Texto del documento:
┏━━

El sexo después de los 40
Cuando Freud desarrolló su teoría sobre la sexualidad, no podía saber que el alcance de muchas de sus afirmaciones sobre varones implicaba que estos fuesen lo que hoy llamamos “jóvenes”, pero que en ese entonces eran personas adultas (que rondaban los 20 años).
Dicho de otro modo, para Freud la vida sexual masculina terminaba después de los 40, con un doble desafío: la sublimación o una regresión narcisista y una práctica autoerótica.
Esto sigue siendo cierto en una sociedad como la nuestra, que desterró la idea de madurez y espera que los varones adultos tengan una sexualidad como la juvenil.
Sin embargo, en la consulta clínica con varones se escucha otra cosa distinta: que no siempre quieren ir a la cama (mientras que en la adolescencia no querían otra cosa), independientemente de que puedan o no; que sus prácticas sexuales no giran en torno a la copulación, sino que prefieren el autoerotismo compartido, que incluso se inclinan más hacia lo tierno.
Al mismo tiempo, estas actitudes conviven con otras, que a veces desconciertan a quienes son sus parejas: distancia afectiva (por ejemplo, pocas veces besan o abrazan y si lo hacen tienen que recordarlo), así como no experimentan nuevos deseos. Prefieren más o menos siempre lo mismo.
La distancia afectiva se explica fácilmente a partir de una nueva reactivación del Edipo, que ya no es el de la juventud, pero que igual tiene la misma carga incestuosa. Siempre que hay narcisismo, hay reactivación edípica, no importa la edad; solo que aquí lo más común es la tramitación del incesto a través de la convivencia fraterna –el “ser como hermanos” de la pareja.

┗━━

Responde estas preguntas sobre el texto acerca del sexo después de los 40:
1. ¿Qué edad rondaban los varones adultos en la época en que Freud desarrolló su teoría?
2. ¿Qué ejemplo se da de la distancia afectiva?
3. ¿A partir de qué se explica la distancia afectiva?
El material no tiene ningún papel en este ejercicio.

Registros de datos:

┏━━

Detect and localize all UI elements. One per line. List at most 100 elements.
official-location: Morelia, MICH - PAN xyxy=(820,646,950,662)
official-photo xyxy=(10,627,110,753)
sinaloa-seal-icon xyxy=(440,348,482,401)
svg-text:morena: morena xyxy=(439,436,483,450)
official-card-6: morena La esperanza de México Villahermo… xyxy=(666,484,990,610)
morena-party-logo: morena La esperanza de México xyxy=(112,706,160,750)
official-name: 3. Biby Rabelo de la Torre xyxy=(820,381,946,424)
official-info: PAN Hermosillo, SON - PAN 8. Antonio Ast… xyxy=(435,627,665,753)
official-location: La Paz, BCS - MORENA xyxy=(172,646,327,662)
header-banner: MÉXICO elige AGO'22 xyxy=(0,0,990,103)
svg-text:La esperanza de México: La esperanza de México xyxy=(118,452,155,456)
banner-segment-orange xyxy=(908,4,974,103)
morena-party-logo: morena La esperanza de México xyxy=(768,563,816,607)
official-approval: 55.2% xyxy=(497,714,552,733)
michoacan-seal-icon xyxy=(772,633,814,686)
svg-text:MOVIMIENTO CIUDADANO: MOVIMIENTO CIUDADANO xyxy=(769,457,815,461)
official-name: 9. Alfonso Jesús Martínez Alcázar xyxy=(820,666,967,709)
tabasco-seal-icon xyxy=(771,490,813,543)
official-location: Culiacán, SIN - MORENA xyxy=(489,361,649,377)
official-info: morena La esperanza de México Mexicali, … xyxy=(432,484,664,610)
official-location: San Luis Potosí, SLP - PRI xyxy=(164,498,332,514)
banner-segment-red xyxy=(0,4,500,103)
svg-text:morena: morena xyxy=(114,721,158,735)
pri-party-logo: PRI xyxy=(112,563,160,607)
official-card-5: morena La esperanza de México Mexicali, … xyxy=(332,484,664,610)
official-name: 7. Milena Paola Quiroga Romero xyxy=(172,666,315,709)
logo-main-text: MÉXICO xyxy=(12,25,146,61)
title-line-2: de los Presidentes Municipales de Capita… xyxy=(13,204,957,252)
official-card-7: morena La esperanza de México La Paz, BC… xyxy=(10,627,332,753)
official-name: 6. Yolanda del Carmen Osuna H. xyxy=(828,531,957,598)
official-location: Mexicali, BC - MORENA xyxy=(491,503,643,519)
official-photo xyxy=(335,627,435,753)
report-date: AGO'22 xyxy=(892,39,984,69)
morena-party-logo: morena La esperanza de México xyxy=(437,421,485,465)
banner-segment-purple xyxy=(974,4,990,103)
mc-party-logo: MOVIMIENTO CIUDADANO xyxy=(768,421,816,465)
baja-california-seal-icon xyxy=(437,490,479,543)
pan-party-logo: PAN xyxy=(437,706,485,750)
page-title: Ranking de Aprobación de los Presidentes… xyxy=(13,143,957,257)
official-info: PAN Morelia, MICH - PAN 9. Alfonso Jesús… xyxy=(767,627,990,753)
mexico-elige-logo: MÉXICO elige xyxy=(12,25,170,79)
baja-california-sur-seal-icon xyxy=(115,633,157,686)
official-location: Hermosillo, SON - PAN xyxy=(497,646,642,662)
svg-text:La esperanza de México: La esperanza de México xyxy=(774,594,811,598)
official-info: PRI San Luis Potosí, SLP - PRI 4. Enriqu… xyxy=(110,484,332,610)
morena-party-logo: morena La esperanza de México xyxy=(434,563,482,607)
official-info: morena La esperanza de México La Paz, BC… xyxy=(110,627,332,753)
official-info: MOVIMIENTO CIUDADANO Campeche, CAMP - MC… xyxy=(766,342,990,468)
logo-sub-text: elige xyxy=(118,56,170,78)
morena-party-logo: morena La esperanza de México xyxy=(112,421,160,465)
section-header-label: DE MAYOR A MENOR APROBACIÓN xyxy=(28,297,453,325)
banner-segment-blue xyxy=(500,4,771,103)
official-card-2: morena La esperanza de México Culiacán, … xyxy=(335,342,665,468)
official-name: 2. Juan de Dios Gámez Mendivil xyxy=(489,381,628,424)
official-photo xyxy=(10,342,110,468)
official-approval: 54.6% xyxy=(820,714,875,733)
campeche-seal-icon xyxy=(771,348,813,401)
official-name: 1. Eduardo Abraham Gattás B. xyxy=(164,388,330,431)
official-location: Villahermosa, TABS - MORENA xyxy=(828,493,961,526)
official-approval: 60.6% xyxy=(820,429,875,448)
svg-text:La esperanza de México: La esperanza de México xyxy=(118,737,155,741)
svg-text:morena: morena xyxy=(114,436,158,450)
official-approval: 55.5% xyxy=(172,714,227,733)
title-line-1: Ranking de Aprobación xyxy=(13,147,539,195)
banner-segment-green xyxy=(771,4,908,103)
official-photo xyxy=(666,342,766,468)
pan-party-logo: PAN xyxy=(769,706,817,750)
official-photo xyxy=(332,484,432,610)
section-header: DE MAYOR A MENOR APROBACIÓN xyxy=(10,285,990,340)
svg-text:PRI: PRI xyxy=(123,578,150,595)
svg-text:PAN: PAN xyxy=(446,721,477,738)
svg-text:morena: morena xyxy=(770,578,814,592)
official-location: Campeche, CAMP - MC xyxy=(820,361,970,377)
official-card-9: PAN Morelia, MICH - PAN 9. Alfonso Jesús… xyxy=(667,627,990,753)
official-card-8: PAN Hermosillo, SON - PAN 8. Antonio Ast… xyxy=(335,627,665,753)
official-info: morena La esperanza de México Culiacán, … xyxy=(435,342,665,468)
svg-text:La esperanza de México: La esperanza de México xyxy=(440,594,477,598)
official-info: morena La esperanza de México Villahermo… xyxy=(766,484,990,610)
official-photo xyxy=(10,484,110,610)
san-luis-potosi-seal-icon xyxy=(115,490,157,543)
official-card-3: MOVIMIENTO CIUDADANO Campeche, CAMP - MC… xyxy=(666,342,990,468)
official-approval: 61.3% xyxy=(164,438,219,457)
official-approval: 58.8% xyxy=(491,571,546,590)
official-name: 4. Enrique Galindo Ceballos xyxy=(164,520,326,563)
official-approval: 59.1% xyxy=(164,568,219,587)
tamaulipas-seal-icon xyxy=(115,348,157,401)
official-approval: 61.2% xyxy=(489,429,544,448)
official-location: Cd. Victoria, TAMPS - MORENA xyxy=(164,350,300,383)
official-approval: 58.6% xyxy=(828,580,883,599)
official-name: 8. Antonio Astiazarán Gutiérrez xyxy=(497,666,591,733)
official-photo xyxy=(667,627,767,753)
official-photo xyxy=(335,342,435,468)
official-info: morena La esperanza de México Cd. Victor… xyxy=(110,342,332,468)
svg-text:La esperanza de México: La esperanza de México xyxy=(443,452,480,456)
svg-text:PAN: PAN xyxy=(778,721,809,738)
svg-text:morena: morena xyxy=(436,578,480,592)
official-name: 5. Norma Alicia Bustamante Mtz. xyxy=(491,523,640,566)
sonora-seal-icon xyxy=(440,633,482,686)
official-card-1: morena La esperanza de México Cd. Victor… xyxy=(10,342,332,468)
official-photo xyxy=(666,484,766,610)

┗━━

Resultado:
1. Rondaban los 20 años.
2. Pocas veces besan o abrazan, y si lo hacen tienen que recordarlo.
3. A partir de una nueva reactivación del Edipo.